Exercise task:
Your task is to transcribe the records exactly, skipping every image.

Entries supplied:
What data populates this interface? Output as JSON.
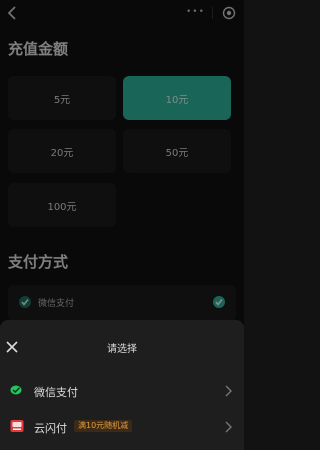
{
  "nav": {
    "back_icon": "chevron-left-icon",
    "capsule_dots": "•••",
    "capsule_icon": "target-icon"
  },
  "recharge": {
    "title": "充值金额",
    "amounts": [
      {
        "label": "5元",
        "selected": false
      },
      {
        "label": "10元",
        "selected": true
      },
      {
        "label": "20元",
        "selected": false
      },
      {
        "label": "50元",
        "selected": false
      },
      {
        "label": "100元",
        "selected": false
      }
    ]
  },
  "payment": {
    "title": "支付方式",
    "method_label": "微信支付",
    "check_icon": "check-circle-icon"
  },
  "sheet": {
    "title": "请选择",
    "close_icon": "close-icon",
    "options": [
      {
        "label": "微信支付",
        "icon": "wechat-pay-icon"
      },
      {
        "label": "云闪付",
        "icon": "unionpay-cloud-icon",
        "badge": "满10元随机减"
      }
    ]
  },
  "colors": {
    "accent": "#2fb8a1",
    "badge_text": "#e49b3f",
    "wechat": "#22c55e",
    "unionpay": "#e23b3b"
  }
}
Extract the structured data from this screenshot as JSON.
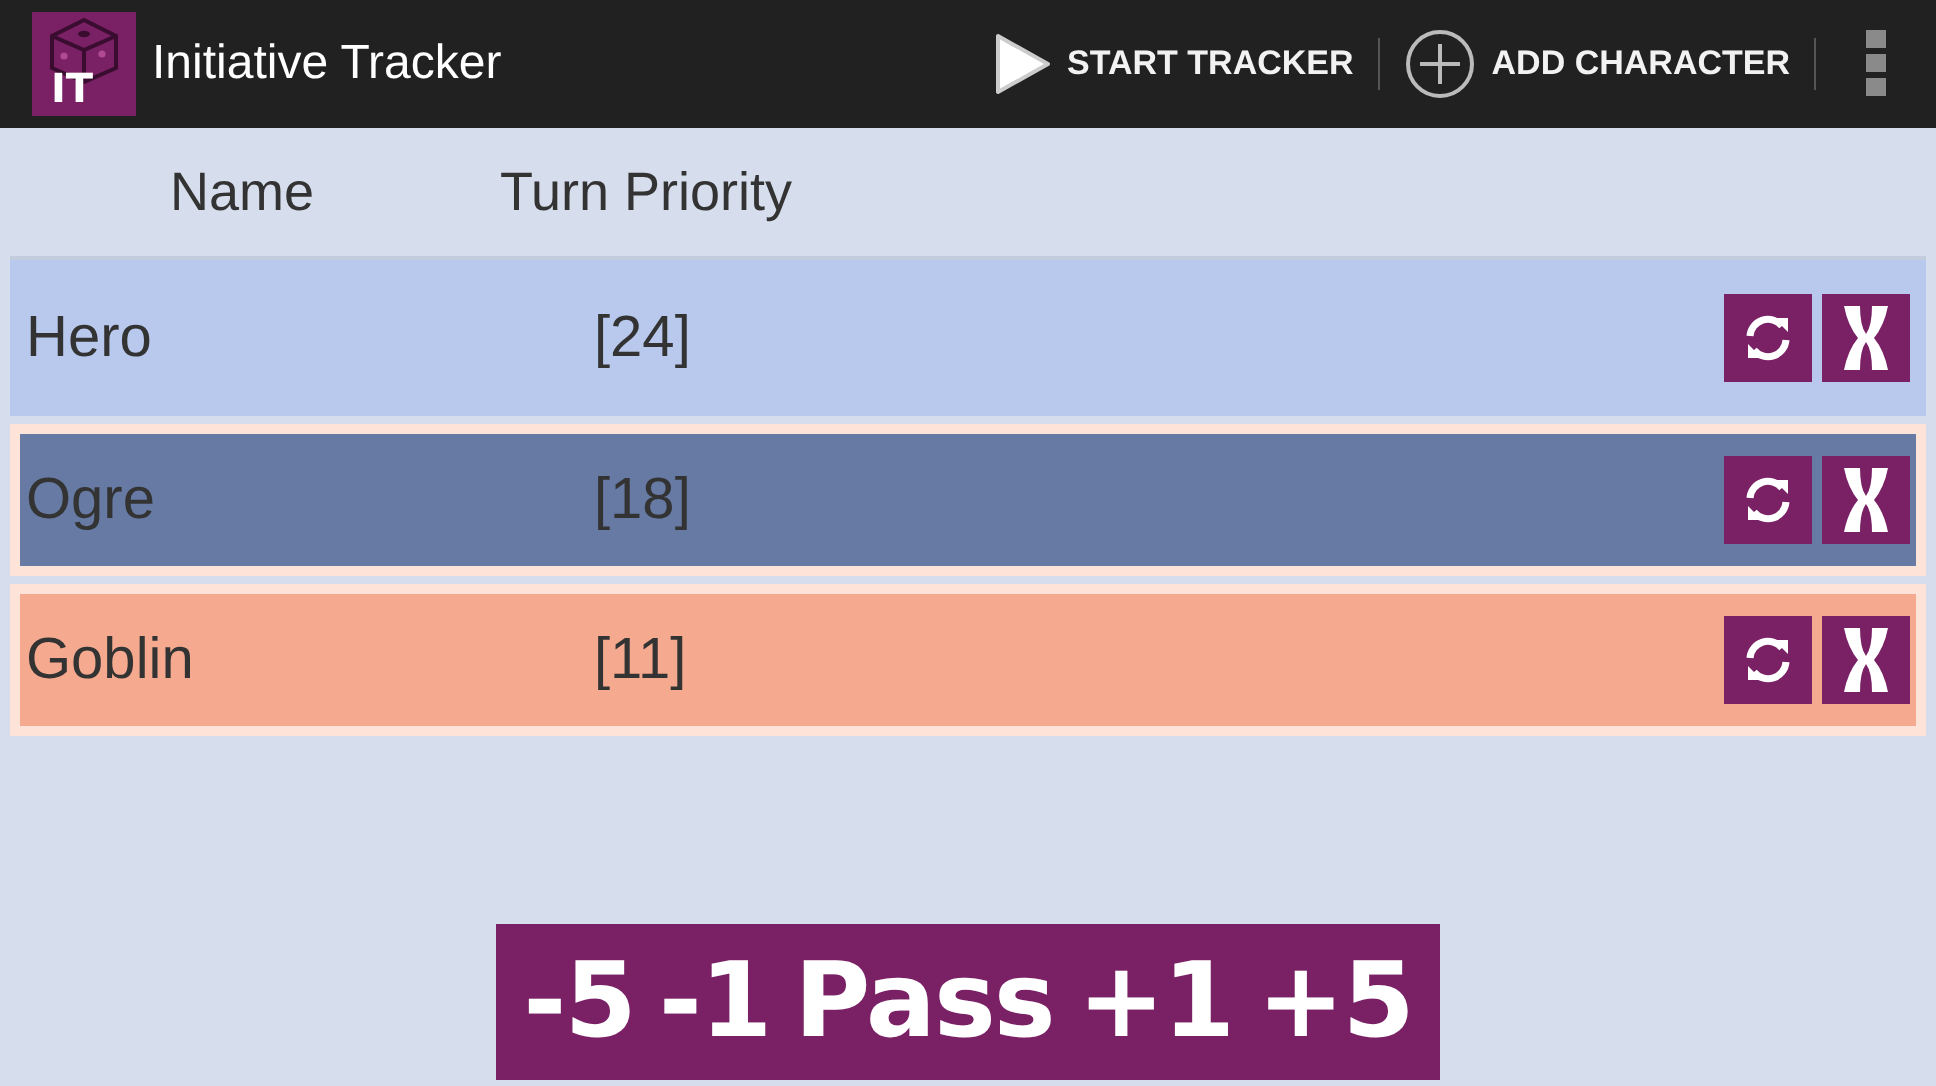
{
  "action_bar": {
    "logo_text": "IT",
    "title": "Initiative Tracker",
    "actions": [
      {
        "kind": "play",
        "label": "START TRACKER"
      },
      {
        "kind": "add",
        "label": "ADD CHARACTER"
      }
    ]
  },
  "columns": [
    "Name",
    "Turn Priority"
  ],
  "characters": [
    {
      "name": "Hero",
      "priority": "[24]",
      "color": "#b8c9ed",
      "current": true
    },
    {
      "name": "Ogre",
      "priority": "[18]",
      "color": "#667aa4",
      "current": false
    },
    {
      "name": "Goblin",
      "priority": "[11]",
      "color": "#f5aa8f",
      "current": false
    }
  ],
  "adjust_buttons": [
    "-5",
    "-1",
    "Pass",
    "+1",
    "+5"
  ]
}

Problem solution:
What data populates this interface? Output as JSON.
{
  "nav": {
    "back_icon": "chevron-left-icon",
    "capsule_dots": "•••",
    "capsule_icon": "target-icon"
  },
  "recharge": {
    "title": "充值金额",
    "amounts": [
      {
        "label": "5元",
        "selected": false
      },
      {
        "label": "10元",
        "selected": true
      },
      {
        "label": "20元",
        "selected": false
      },
      {
        "label": "50元",
        "selected": false
      },
      {
        "label": "100元",
        "selected": false
      }
    ]
  },
  "payment": {
    "title": "支付方式",
    "method_label": "微信支付",
    "check_icon": "check-circle-icon"
  },
  "sheet": {
    "title": "请选择",
    "close_icon": "close-icon",
    "options": [
      {
        "label": "微信支付",
        "icon": "wechat-pay-icon"
      },
      {
        "label": "云闪付",
        "icon": "unionpay-cloud-icon",
        "badge": "满10元随机减"
      }
    ]
  },
  "colors": {
    "accent": "#2fb8a1",
    "badge_text": "#e49b3f",
    "wechat": "#22c55e",
    "unionpay": "#e23b3b"
  }
}
Extract the structured data from this screenshot as JSON.
{
  "action_bar": {
    "logo_text": "IT",
    "title": "Initiative Tracker",
    "actions": [
      {
        "kind": "play",
        "label": "START TRACKER"
      },
      {
        "kind": "add",
        "label": "ADD CHARACTER"
      }
    ]
  },
  "columns": [
    "Name",
    "Turn Priority"
  ],
  "characters": [
    {
      "name": "Hero",
      "priority": "[24]",
      "color": "#b8c9ed",
      "current": true
    },
    {
      "name": "Ogre",
      "priority": "[18]",
      "color": "#667aa4",
      "current": false
    },
    {
      "name": "Goblin",
      "priority": "[11]",
      "color": "#f5aa8f",
      "current": false
    }
  ],
  "adjust_buttons": [
    "-5",
    "-1",
    "Pass",
    "+1",
    "+5"
  ]
}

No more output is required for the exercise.